▶ Data in this exercise:
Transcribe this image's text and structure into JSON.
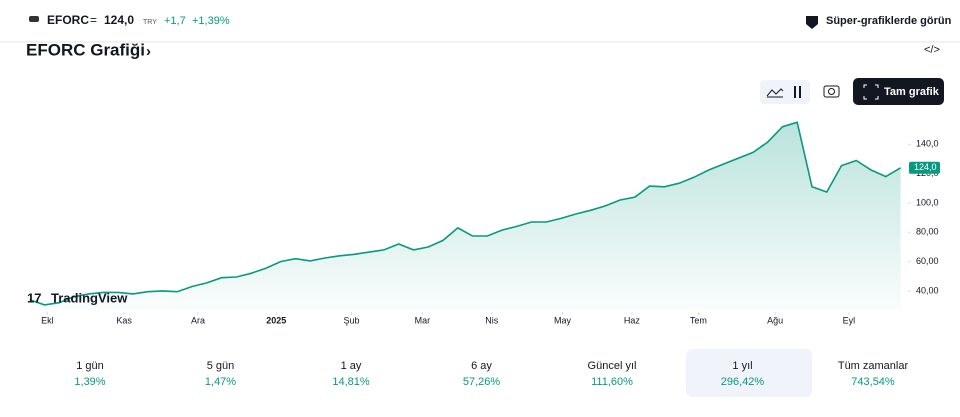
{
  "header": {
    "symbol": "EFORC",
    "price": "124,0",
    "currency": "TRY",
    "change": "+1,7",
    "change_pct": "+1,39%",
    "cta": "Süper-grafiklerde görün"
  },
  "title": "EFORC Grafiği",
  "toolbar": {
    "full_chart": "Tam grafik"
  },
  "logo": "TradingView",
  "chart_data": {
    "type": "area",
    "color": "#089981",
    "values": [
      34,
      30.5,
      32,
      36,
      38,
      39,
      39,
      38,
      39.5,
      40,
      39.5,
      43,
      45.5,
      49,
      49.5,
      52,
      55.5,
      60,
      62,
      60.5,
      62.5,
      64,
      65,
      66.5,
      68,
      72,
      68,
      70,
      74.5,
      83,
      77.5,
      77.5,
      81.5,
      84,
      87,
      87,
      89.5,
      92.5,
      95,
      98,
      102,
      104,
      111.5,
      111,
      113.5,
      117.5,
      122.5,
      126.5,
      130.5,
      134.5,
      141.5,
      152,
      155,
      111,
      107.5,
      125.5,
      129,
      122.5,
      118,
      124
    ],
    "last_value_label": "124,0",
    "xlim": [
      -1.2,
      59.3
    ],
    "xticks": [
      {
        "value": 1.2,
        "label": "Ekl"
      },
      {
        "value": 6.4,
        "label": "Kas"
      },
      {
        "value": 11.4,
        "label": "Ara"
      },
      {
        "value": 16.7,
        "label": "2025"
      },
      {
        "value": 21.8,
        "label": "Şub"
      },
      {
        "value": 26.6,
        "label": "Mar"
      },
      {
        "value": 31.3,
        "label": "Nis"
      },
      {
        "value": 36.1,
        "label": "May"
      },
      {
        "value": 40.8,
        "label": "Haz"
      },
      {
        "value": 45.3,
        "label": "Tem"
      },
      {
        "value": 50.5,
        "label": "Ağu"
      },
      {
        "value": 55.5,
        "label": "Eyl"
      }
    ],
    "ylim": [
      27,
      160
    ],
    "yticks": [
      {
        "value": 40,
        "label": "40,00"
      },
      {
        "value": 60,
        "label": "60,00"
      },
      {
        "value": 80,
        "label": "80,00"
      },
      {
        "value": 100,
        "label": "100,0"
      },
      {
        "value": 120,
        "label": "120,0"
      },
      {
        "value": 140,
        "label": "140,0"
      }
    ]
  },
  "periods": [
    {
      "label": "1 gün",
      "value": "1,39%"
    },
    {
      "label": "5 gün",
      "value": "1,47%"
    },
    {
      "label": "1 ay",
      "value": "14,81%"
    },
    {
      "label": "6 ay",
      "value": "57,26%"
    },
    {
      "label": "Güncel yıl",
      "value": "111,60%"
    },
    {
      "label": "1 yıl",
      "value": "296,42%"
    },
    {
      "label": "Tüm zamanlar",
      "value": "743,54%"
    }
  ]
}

▶ Description of the task: Copy each line of the records precisely and drop any images they hold.

▶ Exercise answer:
Transcribe this image's text and structure into JSON.
{
  "header": {
    "symbol": "EFORC",
    "price": "124,0",
    "currency": "TRY",
    "change": "+1,7",
    "change_pct": "+1,39%",
    "cta": "Süper-grafiklerde görün"
  },
  "title": "EFORC Grafiği",
  "toolbar": {
    "full_chart": "Tam grafik"
  },
  "logo": "TradingView",
  "chart_data": {
    "type": "area",
    "color": "#089981",
    "values": [
      34,
      30.5,
      32,
      36,
      38,
      39,
      39,
      38,
      39.5,
      40,
      39.5,
      43,
      45.5,
      49,
      49.5,
      52,
      55.5,
      60,
      62,
      60.5,
      62.5,
      64,
      65,
      66.5,
      68,
      72,
      68,
      70,
      74.5,
      83,
      77.5,
      77.5,
      81.5,
      84,
      87,
      87,
      89.5,
      92.5,
      95,
      98,
      102,
      104,
      111.5,
      111,
      113.5,
      117.5,
      122.5,
      126.5,
      130.5,
      134.5,
      141.5,
      152,
      155,
      111,
      107.5,
      125.5,
      129,
      122.5,
      118,
      124
    ],
    "last_value_label": "124,0",
    "xlim": [
      -1.2,
      59.3
    ],
    "xticks": [
      {
        "value": 1.2,
        "label": "Ekl"
      },
      {
        "value": 6.4,
        "label": "Kas"
      },
      {
        "value": 11.4,
        "label": "Ara"
      },
      {
        "value": 16.7,
        "label": "2025"
      },
      {
        "value": 21.8,
        "label": "Şub"
      },
      {
        "value": 26.6,
        "label": "Mar"
      },
      {
        "value": 31.3,
        "label": "Nis"
      },
      {
        "value": 36.1,
        "label": "May"
      },
      {
        "value": 40.8,
        "label": "Haz"
      },
      {
        "value": 45.3,
        "label": "Tem"
      },
      {
        "value": 50.5,
        "label": "Ağu"
      },
      {
        "value": 55.5,
        "label": "Eyl"
      }
    ],
    "ylim": [
      27,
      160
    ],
    "yticks": [
      {
        "value": 40,
        "label": "40,00"
      },
      {
        "value": 60,
        "label": "60,00"
      },
      {
        "value": 80,
        "label": "80,00"
      },
      {
        "value": 100,
        "label": "100,0"
      },
      {
        "value": 120,
        "label": "120,0"
      },
      {
        "value": 140,
        "label": "140,0"
      }
    ]
  },
  "periods": [
    {
      "label": "1 gün",
      "value": "1,39%"
    },
    {
      "label": "5 gün",
      "value": "1,47%"
    },
    {
      "label": "1 ay",
      "value": "14,81%"
    },
    {
      "label": "6 ay",
      "value": "57,26%"
    },
    {
      "label": "Güncel yıl",
      "value": "111,60%"
    },
    {
      "label": "1 yıl",
      "value": "296,42%"
    },
    {
      "label": "Tüm zamanlar",
      "value": "743,54%"
    }
  ]
}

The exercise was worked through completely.